_TASK REQUIREMENTS_: From the listing below, pull each line that includes "millones".
# start of ENTRIES
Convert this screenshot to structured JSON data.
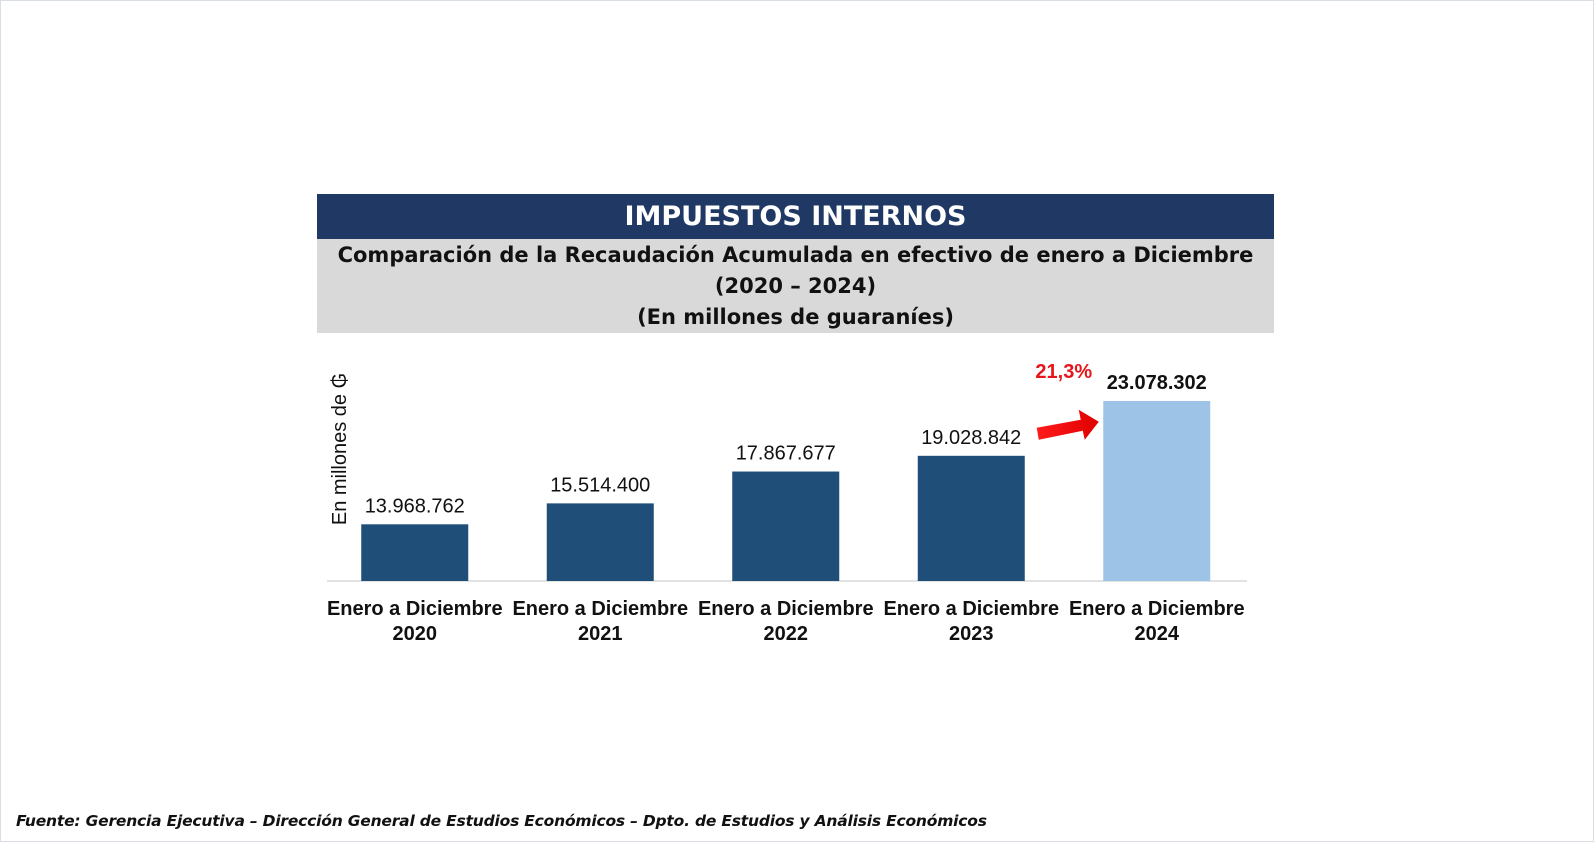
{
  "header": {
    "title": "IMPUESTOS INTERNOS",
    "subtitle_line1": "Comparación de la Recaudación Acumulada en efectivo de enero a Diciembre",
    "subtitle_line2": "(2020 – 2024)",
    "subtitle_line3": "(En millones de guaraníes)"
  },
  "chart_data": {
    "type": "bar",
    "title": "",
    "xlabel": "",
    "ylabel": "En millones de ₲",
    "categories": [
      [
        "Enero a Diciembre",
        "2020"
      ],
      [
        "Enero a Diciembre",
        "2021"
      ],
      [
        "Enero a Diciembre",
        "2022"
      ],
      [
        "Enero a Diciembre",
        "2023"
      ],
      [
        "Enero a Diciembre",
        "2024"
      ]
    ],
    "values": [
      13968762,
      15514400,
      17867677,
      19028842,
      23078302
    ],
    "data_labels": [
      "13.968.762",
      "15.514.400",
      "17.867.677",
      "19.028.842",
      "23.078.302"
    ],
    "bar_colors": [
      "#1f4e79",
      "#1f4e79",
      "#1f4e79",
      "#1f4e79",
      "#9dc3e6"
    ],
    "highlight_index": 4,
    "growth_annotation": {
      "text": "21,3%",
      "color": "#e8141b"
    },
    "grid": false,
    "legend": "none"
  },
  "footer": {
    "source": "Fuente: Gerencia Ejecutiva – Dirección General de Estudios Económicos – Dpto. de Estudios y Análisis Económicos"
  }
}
# end of ENTRIES
# start of ENTRIES
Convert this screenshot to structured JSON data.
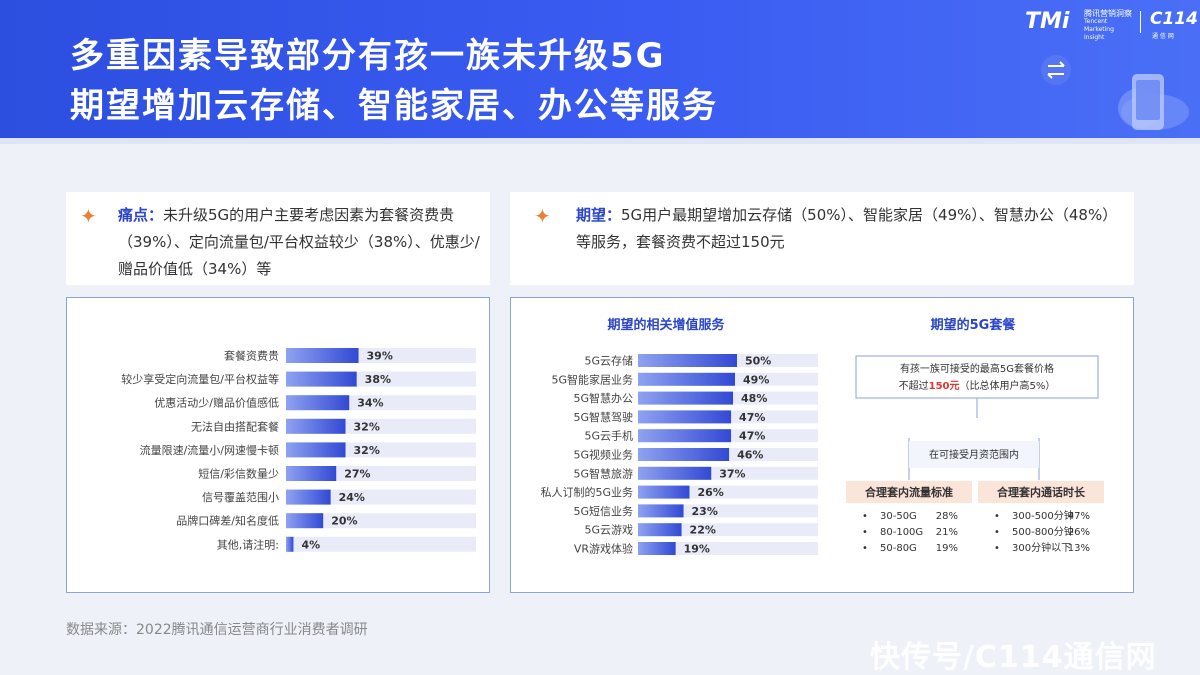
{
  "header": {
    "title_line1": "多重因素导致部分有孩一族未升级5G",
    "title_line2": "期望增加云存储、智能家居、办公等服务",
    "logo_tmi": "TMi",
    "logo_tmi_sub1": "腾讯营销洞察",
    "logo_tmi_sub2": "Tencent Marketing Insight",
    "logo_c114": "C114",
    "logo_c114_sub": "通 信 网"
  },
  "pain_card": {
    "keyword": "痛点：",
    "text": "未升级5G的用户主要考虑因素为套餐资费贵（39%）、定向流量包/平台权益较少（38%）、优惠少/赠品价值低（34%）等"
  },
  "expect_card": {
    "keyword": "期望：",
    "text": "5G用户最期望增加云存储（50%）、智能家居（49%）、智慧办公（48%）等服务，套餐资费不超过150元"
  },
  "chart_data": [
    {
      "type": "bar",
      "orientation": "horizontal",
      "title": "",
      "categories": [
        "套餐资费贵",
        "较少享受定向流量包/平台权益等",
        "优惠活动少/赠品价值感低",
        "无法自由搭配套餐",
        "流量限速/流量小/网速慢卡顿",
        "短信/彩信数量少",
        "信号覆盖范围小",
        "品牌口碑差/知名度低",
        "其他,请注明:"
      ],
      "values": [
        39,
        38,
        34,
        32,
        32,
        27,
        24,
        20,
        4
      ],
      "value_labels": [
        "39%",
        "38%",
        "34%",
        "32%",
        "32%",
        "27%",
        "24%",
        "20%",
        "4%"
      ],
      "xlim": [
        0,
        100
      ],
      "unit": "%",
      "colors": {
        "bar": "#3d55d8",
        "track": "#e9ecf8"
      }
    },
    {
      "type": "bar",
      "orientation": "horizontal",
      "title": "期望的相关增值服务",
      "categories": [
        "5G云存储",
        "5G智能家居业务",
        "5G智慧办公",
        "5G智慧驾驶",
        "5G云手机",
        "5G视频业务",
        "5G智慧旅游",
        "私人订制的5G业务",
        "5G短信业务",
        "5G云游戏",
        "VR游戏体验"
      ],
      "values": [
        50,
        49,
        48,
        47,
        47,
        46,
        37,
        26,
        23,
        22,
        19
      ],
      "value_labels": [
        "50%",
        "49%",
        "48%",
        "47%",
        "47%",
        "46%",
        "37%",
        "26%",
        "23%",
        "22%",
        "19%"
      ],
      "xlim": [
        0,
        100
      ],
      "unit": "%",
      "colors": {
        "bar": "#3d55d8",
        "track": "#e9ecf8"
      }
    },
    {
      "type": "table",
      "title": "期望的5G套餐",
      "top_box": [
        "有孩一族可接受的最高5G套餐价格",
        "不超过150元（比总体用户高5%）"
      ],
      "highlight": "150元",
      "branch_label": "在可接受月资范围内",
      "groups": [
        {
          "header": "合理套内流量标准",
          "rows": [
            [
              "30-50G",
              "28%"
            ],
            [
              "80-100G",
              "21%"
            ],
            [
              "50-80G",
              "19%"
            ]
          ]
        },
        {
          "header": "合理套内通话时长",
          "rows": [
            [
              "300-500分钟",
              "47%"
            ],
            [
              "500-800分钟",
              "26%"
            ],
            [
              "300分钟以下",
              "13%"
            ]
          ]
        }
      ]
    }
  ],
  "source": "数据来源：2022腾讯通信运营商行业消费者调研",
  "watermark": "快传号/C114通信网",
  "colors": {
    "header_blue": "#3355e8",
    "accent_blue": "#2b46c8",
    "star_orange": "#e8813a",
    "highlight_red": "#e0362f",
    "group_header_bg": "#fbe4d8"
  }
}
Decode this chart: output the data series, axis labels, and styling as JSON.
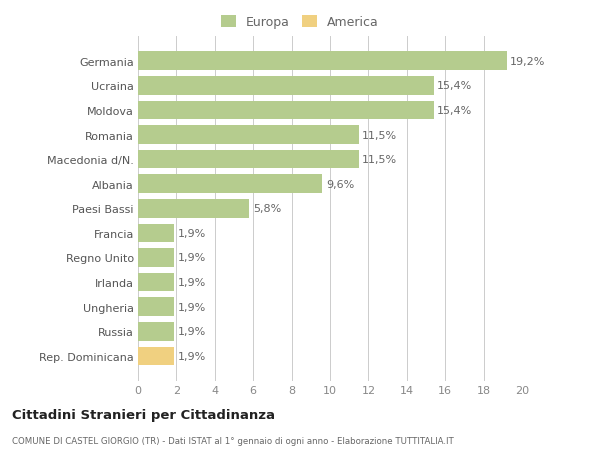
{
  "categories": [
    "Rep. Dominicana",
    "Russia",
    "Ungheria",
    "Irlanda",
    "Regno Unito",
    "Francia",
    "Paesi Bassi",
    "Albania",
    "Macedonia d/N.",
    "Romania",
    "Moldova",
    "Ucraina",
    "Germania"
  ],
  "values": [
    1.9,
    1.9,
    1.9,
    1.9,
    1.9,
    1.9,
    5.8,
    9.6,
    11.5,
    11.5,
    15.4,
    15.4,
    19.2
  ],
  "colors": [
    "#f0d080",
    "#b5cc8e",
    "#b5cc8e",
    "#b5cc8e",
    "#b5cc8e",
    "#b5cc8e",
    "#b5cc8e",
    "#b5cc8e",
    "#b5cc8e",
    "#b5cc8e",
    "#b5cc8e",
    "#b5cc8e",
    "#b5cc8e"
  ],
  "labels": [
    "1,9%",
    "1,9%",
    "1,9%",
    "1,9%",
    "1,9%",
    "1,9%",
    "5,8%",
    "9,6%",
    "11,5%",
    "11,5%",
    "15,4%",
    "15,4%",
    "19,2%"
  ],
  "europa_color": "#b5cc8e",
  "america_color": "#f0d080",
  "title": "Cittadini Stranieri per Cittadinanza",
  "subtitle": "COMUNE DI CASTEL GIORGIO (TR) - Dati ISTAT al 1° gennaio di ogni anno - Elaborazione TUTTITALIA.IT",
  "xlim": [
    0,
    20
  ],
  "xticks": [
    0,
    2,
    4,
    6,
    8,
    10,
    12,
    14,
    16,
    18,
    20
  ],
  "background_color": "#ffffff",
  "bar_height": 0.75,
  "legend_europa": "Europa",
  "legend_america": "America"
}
# end of ENTRIES
_RESULT OF THE TASK_:
    "subtitle_line3": "(En millones de guaraníes)"
    "ylabel": "En millones de ₲",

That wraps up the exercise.